Records
++++
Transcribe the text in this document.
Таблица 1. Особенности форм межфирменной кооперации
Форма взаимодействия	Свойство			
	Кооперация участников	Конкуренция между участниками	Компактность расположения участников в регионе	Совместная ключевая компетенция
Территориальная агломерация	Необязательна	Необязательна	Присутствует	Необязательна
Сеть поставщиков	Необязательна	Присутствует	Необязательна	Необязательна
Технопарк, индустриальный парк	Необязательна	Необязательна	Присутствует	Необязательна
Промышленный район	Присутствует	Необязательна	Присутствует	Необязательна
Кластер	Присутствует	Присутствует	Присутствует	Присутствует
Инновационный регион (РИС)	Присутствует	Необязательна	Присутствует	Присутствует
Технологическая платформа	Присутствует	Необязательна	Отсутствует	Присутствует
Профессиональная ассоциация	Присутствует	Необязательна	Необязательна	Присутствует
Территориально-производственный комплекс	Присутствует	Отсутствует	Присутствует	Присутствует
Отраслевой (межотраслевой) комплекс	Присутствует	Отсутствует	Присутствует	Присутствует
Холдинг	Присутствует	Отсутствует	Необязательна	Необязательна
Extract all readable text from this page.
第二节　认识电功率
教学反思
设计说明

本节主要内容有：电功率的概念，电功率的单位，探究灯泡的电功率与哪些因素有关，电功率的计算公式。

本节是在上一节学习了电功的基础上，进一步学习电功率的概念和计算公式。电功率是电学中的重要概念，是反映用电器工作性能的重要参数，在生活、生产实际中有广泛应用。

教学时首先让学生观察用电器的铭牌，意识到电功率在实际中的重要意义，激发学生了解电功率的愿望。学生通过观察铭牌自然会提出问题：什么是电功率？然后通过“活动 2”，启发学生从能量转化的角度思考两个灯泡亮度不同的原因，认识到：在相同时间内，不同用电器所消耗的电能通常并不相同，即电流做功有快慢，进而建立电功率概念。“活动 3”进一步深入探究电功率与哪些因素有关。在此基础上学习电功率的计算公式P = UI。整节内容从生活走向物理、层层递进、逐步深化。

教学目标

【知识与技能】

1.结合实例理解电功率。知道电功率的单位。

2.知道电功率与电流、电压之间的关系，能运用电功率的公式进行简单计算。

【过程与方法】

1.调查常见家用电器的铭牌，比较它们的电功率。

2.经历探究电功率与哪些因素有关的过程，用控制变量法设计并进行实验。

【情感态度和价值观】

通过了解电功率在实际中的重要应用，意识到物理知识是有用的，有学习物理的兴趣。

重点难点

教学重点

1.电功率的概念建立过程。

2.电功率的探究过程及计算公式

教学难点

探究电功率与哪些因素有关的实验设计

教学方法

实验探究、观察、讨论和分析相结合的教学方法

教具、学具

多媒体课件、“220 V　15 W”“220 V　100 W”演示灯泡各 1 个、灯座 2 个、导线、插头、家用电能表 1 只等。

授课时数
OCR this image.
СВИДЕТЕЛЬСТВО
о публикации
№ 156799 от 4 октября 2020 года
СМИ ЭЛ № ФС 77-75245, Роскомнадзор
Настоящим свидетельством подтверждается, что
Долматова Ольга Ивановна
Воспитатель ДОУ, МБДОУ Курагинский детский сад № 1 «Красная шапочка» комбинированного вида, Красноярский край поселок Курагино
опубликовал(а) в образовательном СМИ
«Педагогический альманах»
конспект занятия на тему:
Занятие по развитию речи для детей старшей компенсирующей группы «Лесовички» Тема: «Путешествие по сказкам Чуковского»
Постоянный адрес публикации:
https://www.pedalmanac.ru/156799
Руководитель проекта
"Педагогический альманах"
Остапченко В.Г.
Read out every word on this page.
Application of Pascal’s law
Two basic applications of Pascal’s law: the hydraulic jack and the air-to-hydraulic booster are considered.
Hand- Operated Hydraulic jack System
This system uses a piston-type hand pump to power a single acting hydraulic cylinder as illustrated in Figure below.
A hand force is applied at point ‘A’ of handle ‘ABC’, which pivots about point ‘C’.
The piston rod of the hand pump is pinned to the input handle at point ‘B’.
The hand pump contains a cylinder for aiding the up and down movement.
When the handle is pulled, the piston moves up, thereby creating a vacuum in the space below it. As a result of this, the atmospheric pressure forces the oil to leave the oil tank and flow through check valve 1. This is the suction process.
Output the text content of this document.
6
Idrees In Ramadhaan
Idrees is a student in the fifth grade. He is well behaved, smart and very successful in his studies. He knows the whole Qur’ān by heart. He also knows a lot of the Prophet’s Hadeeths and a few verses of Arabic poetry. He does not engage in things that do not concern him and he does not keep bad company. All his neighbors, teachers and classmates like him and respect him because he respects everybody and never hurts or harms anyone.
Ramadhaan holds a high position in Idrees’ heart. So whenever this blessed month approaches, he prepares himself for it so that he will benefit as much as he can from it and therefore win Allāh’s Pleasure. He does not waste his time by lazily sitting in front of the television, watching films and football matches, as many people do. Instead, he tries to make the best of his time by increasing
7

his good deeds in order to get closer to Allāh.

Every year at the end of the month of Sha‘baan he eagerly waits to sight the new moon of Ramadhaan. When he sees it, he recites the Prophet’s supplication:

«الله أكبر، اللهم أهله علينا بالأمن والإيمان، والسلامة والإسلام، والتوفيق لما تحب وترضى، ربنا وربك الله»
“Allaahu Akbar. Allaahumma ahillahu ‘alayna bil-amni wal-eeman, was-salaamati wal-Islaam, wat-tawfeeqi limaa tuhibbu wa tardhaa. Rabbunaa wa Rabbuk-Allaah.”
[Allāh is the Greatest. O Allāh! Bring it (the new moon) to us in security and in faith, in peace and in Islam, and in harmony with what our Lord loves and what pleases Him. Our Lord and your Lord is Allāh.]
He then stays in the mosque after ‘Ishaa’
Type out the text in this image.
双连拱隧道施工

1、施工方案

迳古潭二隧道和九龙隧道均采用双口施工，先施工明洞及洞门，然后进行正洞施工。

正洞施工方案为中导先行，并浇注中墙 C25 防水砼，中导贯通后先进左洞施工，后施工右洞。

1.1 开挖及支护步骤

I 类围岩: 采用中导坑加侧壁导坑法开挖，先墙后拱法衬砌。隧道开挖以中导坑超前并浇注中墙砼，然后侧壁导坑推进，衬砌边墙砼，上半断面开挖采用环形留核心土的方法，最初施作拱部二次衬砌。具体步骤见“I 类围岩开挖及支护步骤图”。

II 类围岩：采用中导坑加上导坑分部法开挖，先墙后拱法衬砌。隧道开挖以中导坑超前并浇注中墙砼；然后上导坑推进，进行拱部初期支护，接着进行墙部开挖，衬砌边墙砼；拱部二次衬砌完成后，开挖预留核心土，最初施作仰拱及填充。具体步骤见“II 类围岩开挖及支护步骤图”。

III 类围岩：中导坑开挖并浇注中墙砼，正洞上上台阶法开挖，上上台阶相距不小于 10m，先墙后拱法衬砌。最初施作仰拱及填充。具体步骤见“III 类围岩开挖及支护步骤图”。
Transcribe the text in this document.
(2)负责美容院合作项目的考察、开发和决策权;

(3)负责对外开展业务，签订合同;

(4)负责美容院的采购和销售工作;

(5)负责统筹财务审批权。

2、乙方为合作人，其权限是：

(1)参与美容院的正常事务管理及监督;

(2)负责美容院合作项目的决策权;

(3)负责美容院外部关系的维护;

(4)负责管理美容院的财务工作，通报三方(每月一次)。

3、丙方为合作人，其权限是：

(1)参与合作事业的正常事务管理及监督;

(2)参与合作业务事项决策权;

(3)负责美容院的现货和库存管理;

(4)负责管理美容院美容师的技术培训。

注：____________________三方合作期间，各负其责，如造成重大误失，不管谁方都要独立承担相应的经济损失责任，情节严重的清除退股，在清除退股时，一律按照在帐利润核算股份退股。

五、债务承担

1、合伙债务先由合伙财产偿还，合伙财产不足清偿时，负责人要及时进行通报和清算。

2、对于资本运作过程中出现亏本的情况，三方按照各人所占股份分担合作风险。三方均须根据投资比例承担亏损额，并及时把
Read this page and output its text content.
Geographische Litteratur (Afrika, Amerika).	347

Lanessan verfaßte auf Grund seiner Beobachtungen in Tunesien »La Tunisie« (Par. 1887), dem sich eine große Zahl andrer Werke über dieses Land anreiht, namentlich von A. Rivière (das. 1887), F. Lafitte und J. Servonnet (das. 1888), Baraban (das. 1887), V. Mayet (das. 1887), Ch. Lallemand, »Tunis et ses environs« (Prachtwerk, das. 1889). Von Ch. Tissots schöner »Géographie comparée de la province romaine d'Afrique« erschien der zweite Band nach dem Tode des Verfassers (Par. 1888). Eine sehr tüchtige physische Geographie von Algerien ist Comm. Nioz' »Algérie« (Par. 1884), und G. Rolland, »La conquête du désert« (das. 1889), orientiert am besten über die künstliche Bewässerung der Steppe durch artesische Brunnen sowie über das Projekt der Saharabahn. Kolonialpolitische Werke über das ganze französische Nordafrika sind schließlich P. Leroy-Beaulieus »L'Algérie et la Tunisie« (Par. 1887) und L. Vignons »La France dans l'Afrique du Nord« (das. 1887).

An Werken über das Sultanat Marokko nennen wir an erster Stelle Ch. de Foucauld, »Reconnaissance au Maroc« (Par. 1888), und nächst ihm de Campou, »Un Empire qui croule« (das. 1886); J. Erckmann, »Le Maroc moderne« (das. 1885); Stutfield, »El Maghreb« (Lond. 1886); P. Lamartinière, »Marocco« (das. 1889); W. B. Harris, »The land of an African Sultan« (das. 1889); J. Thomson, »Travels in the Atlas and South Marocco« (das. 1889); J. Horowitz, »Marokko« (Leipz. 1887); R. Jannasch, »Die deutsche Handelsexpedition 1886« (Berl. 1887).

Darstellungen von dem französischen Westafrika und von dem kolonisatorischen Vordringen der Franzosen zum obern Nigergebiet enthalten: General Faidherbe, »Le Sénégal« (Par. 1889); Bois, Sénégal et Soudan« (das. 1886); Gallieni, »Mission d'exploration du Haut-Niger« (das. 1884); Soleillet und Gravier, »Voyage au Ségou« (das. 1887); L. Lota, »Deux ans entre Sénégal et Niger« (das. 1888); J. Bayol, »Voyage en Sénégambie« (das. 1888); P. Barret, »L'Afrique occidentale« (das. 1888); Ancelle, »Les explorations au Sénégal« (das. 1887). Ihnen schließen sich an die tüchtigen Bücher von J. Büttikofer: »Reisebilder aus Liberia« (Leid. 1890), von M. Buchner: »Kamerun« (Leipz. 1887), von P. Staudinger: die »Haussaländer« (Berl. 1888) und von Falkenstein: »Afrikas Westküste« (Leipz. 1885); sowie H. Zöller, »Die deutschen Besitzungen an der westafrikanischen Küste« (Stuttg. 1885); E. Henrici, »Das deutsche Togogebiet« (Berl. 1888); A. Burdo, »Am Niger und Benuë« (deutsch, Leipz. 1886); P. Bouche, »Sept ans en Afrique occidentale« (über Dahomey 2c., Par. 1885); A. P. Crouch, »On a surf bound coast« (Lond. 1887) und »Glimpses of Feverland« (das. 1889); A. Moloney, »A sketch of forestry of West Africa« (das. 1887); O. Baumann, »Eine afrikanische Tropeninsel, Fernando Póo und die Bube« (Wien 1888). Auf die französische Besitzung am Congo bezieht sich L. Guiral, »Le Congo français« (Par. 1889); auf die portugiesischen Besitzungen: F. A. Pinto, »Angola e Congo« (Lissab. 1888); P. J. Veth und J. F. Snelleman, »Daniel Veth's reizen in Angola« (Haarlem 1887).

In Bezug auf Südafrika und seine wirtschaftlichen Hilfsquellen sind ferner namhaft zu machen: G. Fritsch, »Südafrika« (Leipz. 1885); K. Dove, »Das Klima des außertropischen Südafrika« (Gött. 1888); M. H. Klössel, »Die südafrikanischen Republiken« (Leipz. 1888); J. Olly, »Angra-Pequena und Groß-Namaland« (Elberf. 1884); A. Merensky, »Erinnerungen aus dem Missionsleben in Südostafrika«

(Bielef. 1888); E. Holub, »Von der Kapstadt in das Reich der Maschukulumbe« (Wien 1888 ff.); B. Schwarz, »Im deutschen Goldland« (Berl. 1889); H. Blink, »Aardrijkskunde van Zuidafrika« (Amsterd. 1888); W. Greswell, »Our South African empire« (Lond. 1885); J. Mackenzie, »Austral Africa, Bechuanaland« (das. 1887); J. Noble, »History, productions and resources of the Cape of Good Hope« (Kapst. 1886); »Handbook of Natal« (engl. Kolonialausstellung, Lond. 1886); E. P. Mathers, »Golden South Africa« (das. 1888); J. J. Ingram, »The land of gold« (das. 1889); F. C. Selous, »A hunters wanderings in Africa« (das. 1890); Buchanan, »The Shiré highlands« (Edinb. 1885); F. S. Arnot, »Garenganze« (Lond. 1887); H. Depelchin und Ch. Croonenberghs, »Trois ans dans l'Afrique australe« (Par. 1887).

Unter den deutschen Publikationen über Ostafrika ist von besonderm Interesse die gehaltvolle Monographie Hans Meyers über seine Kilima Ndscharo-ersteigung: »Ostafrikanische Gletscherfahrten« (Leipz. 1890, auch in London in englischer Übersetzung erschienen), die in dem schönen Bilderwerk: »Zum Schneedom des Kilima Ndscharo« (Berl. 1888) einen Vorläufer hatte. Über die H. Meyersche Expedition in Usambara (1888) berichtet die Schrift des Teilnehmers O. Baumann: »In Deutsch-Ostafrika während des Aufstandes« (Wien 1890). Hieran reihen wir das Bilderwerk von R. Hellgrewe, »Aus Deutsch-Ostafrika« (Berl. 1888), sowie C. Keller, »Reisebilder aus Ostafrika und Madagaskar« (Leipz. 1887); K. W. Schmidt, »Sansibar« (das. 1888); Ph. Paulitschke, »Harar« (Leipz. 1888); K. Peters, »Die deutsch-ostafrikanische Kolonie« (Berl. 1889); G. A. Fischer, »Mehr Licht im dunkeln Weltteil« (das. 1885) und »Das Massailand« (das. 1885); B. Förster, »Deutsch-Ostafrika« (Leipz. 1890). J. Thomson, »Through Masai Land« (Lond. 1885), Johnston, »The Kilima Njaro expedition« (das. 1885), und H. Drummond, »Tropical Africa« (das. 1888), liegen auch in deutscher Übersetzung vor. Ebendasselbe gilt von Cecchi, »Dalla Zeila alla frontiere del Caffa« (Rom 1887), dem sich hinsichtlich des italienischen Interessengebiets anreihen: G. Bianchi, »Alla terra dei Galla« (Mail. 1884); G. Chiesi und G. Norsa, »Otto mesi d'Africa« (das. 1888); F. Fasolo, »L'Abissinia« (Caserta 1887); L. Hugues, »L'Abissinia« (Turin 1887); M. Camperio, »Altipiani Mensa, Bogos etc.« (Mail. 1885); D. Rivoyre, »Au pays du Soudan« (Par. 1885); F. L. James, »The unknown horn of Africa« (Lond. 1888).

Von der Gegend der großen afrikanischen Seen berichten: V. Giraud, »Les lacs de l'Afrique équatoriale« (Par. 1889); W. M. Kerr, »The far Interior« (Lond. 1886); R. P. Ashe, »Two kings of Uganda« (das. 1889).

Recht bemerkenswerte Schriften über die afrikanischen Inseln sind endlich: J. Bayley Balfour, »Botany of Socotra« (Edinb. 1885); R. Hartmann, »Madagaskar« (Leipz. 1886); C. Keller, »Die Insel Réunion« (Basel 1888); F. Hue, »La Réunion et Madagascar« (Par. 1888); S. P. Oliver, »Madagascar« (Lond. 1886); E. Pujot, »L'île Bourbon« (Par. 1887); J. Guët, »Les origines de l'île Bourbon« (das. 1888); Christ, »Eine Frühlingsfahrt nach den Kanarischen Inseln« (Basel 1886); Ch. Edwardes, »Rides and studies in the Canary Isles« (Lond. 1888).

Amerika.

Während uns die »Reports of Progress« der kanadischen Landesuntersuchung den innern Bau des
++++
| What the exercise asks |
Show all lines in the entries above where the word "pump" appears.

| Task output |
This system uses a piston-type hand pump to power a single acting hydraulic cylinder as illustrated in Figure below.
The piston rod of the hand pump is pinned to the input handle at point ‘B’.
The hand pump contains a cylinder for aiding the up and down movement.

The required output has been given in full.